Given text: Begin

When she went home, she really thought it was the end of the nightmare, it was actually the beginning. In the hospital, the medical personnel insisted about the post-operative care, and that it’s absolutely vital that she has to change her dressing every day to make her wound better to avoid infection. Despite her questions, at no time the nursing staff did tell her where and how she could change her dressing and continue her postoperative care. According to the French GP: “Post-operative care is as important as the operation itself. In this case, a wound observation by a healthcare professional, drainage and dressing change had to be carried out daily for several weeks to ensure that there was no risk of infection or even septicaemia.” In France, the system is completely different from Ireland. “In France, if you have a surgical operation, the hospital that operated on you, then treats you for a few days and then gives you a prescription that allows you to be treated by a nurse who will come to your home as long as necessary and without you having to pay anything in advance. The French system manages almost everything from the beginning to the end, and in the end the patient only has to choose the nurse who will come to treat him at home.” From what Dr Ruimi says, “The public system does much less, sometimes even the bare minimum. It is up to the patient to take care of himself and in most cases it is up to him to advance the cost of medical expenses.” In Ireland, people have to call the entire city to beg someone to help them. Without forgetting that after a surgery, patients are not in condition to run the Marathon of New York! Alice couldn’t find anyone to change her dressing so she went back to the hospital explaining her problem. Some nurses changed her dressing during 3 days blaming Alice that she should go to a GP. Going to a general practitioner every day to change a dressing? It sounds like a joke.

Credits : Jonathan Borba, 2019
Finally, after several difficult discussions and a request to the hospital management, Alice managed to get two weeks of free post-operative care in a dispensary far away from her home where she had to travel daily by taxi, about €30 per day. After that, the staff at the hospital where she had been operated referred her to a dressing clinic closer to her home, but when she went to that facility they announced her: “you can’t come back here.” No more explanation. What is the point to create a dressing clinic if people who need it can’t come more than once? She must have had to manage on her own so she found a GP thanks to her school and had to pay every single day to change her dressing.

Given text: End
Extracted data: Begin

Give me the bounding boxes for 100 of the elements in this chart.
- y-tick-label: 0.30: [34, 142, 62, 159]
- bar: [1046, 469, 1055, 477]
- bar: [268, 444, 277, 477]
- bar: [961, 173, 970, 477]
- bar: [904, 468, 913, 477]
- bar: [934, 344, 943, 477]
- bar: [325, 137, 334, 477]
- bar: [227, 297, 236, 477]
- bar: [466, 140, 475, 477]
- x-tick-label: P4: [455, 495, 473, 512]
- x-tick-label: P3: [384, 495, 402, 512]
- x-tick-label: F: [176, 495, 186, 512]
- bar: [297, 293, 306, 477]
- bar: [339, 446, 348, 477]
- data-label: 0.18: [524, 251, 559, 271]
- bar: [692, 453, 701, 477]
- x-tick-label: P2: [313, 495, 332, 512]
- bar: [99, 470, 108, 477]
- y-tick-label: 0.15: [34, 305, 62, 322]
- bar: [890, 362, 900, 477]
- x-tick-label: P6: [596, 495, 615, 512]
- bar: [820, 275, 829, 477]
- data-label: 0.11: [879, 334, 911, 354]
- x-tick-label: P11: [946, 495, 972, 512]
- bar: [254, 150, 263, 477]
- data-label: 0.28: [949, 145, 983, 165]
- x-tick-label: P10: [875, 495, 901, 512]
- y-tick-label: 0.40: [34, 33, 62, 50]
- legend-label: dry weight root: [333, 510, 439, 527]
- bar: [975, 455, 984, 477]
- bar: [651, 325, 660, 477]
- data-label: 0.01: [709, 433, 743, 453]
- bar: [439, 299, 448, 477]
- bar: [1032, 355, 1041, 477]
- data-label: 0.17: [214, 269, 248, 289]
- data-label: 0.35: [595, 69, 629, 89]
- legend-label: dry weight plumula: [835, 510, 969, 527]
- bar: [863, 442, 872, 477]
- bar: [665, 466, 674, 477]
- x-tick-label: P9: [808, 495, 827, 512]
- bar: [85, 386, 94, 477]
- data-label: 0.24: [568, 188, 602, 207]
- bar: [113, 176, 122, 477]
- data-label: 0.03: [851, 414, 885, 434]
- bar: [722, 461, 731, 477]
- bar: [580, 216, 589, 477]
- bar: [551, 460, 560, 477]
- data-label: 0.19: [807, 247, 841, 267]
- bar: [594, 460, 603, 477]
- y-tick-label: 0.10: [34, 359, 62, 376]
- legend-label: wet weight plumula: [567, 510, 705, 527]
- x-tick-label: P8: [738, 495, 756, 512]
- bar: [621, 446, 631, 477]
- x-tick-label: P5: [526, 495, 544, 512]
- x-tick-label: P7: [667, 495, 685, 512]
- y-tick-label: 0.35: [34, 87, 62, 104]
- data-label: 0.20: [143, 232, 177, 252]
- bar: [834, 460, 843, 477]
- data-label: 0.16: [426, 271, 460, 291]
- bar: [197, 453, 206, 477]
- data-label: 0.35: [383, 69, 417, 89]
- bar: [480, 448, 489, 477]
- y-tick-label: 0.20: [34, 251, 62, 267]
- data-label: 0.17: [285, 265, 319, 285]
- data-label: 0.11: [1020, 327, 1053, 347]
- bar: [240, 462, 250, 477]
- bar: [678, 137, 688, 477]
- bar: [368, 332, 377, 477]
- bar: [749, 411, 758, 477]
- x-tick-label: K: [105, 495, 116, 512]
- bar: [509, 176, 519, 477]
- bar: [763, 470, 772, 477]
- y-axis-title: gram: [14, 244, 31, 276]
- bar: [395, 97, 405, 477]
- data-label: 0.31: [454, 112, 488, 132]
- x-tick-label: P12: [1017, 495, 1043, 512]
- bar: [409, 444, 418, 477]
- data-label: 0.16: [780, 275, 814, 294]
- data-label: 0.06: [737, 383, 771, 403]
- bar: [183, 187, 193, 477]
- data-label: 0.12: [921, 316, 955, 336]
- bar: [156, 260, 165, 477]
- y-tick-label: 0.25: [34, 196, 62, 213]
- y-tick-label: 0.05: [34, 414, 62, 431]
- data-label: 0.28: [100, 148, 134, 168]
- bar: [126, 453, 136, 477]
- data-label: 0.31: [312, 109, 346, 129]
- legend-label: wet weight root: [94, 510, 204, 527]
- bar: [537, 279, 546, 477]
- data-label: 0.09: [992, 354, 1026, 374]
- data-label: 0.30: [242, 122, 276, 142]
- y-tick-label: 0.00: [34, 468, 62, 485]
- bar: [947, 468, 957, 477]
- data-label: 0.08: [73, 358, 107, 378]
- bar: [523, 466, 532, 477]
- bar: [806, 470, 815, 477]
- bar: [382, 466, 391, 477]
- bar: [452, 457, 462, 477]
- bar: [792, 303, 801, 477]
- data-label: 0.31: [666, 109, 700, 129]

Extracted data: End

--- Tasks to perform ---
1. Which tasks does the French GP say had to be carried out daily for several weeks, according to the text on Alice's post-operative care?
2. Copy the passage from the text on Alice's post-operative care, starting at "Credits : Jonathan" and ending at "change her dressing.".
3. In the text on Alice's post-operative care, how much did her daily taxi trip to the dispensary cost?

--- Solutions to each task ---
1.
- Wound observation by a healthcare professional
- Drainage
- Dressing change

2.
Credits : Jonathan Borba, 2019
Finally, after several difficult discussions and a request to the hospital management, Alice managed to get two weeks of free post-operative care in a dispensary far away from her home where she had to travel daily by taxi, about €30 per day. After that, the staff at the hospital where she had been operated referred her to a dressing clinic closer to her home, but when she went to that facility they announced her: “you can’t come back here.” No more explanation. What is the point to create a dressing clinic if people who need it can’t come more than once? She must have had to manage on her own so she found a GP thanks to her school and had to pay every single day to change her dressing.

3. About €30 per day.